• [GIVEN TEXT]:
-*-

This selection of films proves that life writes the best scripts. Nothing remains untouched by the encounter with the concept of longue durée: neither the filmmakers, who are, like the protagonists, exposed to the flow of time, nor us, the viewers. It is nearly impossible not to be touched by the raw aliveness of life's passage. Next to the universal experience of aging and transience, these films also provide a precise glimpse into socially relevant topics such as inequality, racism, gender roles, and ideas of what a "good life" means. However, the filmic gaze (almost) always places itself at eye level with the participating protagonists and invites them to reflect on their lives. This sheds light on social norms from class reproduction to heteronormativity in all their potency.

-*-

• [SUPPLIED MATERIAL]:
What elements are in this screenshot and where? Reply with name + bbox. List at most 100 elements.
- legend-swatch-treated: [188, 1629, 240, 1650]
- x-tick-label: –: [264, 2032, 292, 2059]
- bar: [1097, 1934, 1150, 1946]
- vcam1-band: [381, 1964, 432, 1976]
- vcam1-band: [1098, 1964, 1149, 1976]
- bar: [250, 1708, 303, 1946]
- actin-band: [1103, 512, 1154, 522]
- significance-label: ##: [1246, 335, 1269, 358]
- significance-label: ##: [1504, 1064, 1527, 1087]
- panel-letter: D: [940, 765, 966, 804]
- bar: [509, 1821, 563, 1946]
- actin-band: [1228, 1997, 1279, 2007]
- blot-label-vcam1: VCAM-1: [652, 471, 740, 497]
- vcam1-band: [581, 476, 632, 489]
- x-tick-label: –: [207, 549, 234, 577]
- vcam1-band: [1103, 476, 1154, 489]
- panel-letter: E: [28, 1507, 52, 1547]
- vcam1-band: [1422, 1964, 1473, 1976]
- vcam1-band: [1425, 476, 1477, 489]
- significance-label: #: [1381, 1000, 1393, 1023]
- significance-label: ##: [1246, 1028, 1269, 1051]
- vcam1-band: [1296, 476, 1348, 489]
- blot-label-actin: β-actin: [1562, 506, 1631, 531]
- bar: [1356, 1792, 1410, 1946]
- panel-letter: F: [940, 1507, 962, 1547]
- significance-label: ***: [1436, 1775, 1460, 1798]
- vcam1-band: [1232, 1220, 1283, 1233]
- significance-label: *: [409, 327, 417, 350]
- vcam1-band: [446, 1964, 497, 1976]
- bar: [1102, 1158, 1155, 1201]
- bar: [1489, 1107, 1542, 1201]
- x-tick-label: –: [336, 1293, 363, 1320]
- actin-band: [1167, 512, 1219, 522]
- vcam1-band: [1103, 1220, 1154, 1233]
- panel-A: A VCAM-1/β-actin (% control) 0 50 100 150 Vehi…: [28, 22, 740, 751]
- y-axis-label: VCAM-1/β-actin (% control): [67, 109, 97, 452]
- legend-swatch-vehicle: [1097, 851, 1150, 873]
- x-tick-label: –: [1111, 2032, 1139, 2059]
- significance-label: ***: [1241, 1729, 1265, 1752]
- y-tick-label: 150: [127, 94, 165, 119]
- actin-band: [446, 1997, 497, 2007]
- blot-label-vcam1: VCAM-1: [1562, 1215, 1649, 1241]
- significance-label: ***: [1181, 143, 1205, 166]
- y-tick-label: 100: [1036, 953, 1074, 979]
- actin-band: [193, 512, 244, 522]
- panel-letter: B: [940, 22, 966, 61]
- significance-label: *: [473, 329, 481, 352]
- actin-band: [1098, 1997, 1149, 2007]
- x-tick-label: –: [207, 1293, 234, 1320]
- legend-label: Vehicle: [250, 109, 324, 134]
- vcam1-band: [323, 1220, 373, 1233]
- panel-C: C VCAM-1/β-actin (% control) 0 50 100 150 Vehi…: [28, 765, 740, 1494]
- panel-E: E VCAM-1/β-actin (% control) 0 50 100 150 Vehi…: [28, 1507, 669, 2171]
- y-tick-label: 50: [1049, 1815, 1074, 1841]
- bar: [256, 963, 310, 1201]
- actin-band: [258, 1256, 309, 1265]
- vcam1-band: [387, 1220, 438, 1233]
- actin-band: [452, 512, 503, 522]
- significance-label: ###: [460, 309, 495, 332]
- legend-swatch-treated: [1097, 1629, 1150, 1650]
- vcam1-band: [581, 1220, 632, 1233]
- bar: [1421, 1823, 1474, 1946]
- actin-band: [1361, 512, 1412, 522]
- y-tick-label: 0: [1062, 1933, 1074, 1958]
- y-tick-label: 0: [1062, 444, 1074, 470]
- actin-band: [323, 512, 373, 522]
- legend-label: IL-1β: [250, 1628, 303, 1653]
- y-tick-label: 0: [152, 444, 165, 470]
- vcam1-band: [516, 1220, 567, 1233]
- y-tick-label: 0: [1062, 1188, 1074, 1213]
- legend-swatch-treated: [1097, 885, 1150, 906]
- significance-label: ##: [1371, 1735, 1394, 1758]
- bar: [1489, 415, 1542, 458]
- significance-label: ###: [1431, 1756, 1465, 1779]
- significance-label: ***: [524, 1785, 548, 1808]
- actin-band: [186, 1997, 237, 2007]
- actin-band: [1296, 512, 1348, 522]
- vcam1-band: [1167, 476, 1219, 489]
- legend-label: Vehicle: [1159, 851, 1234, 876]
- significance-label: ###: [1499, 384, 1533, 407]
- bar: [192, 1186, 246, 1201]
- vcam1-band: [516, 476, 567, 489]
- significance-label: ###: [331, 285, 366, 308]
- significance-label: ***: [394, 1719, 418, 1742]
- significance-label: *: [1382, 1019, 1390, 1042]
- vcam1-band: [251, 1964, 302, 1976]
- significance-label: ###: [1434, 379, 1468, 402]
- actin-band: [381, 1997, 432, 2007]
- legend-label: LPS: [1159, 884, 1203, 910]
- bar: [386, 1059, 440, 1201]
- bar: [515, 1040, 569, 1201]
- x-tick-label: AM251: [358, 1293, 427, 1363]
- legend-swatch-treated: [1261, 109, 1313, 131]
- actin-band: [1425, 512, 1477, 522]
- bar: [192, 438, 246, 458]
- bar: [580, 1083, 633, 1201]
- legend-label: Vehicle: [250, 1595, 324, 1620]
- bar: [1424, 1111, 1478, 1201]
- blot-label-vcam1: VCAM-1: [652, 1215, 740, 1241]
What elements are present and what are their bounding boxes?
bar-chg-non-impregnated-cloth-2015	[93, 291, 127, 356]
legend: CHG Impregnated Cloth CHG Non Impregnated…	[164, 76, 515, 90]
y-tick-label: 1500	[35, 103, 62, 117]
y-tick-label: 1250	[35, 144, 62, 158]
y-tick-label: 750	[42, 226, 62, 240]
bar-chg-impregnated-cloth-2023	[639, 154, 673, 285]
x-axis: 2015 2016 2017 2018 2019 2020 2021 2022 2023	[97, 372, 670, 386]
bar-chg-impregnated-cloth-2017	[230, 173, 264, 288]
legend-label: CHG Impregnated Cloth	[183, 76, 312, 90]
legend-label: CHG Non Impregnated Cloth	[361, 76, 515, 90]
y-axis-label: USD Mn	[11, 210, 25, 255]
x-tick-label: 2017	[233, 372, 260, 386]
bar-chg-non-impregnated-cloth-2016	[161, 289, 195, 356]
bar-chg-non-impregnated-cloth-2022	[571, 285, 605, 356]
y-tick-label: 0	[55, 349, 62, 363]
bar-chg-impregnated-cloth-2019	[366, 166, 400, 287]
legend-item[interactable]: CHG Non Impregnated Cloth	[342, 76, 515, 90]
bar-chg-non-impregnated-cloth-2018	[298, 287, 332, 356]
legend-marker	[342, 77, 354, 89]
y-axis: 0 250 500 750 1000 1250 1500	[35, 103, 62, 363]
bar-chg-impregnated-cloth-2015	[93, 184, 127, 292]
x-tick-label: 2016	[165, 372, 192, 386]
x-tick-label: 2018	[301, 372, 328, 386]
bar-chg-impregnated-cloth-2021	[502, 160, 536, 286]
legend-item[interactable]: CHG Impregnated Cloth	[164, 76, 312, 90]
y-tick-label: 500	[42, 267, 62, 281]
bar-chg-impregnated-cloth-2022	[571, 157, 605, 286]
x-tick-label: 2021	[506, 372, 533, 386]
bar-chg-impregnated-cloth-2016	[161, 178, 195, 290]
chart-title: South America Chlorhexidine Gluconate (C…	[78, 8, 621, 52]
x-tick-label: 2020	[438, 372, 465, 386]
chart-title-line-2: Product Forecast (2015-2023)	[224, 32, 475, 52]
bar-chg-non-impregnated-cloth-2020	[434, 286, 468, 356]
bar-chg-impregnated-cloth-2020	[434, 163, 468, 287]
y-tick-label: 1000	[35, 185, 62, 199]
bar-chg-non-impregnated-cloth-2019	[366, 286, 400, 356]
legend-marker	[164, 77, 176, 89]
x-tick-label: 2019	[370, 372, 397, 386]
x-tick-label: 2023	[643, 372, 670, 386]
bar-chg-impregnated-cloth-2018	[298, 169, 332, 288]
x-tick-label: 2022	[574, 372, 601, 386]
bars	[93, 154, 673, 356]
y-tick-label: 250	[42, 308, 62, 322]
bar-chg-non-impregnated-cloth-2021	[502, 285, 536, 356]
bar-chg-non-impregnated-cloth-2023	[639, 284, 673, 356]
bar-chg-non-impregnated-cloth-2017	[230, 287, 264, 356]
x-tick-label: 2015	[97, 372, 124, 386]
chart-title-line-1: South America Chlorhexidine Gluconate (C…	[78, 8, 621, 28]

-*-

• [TASKS TO PERFORM]:
- a) Render this sentence from the text about the film selection in Spanish: "It is nearly impossible not to be touched by the raw aliveness of life's passage."
- b) Pick up the text about the film selection after its last sentence and carry it on.
The material isn't needed for the work here.

• [ANSWERS BY ITEM NUMBER]:
- a) Es casi imposible no conmoverse ante la cruda vitalidad del paso de la vida.

- b)
In collaboration between the University of Vienna and Goethe University Frankfurt, the lecture series Life Courses/Lebensverläufe will compliment the retrospective by presenting a series of lectures that will serve as introductions to the film programs. Distinguished long-term documentary experts will provide glimpses into the long-term documentations Die Kinder von Golzow by Winfried and Barbara Junge (GDR/Germany, 1961-2007), Seven Up by Michael Apted (Great Britain, 1963-2019), Romans d'ados by Béatrice and Nasser Bakhti (Switzerland, 2002-2008, 2017), Private Universe by Helena Třeštíková (CSSR/Czechoslovakia, 1974-2012), and The Story of Kerry, Josy, and Diana by Gillian Armstrong (Australia, 1976-2009).
Given in English and German, the lectures are intended for amateur film scholars, students, and researchers.